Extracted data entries
────

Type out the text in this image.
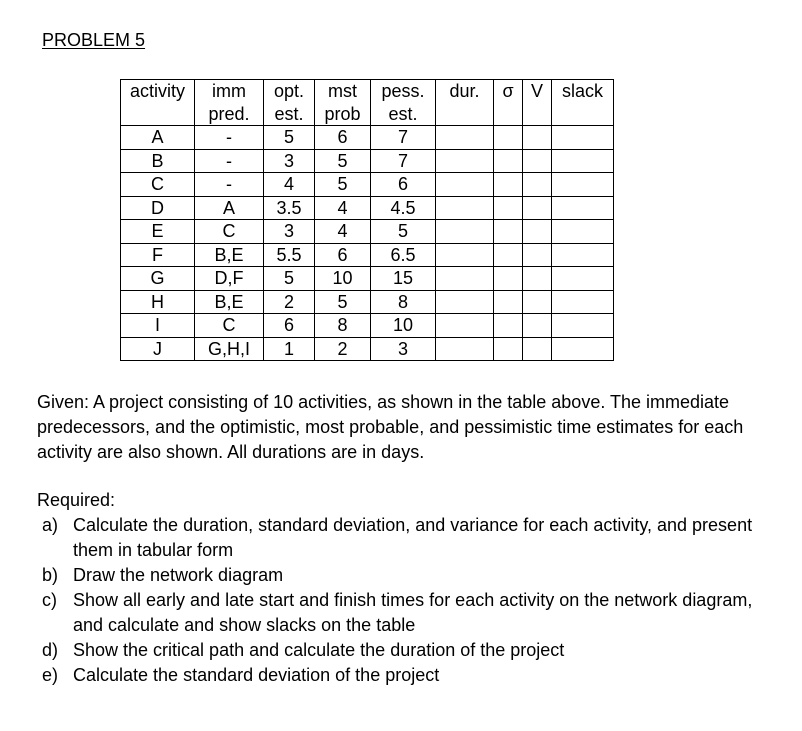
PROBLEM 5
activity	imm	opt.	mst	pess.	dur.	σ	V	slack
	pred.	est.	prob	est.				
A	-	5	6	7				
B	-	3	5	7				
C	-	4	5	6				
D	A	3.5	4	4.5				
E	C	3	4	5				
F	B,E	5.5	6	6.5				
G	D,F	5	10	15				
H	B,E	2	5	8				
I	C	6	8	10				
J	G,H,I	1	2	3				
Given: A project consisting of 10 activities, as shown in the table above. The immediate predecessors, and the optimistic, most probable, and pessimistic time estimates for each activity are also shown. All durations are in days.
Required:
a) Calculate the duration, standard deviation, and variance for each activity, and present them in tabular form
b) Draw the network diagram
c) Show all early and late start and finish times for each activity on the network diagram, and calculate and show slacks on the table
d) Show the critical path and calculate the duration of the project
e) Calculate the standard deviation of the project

────

Repeat the records above verbatim, with no pictures in the result.

_SOLUTION FOR THIS EXERCISE_
Type out the text in this image.
PROBLEM 5
activity	imm	opt.	mst	pess.	dur.	σ	V	slack
	pred.	est.	prob	est.				
A	-	5	6	7				
B	-	3	5	7				
C	-	4	5	6				
D	A	3.5	4	4.5				
E	C	3	4	5				
F	B,E	5.5	6	6.5				
G	D,F	5	10	15				
H	B,E	2	5	8				
I	C	6	8	10				
J	G,H,I	1	2	3				
Given: A project consisting of 10 activities, as shown in the table above. The immediate predecessors, and the optimistic, most probable, and pessimistic time estimates for each activity are also shown. All durations are in days.
Required:
a) Calculate the duration, standard deviation, and variance for each activity, and present them in tabular form
b) Draw the network diagram
c) Show all early and late start and finish times for each activity on the network diagram, and calculate and show slacks on the table
d) Show the critical path and calculate the duration of the project
e) Calculate the standard deviation of the project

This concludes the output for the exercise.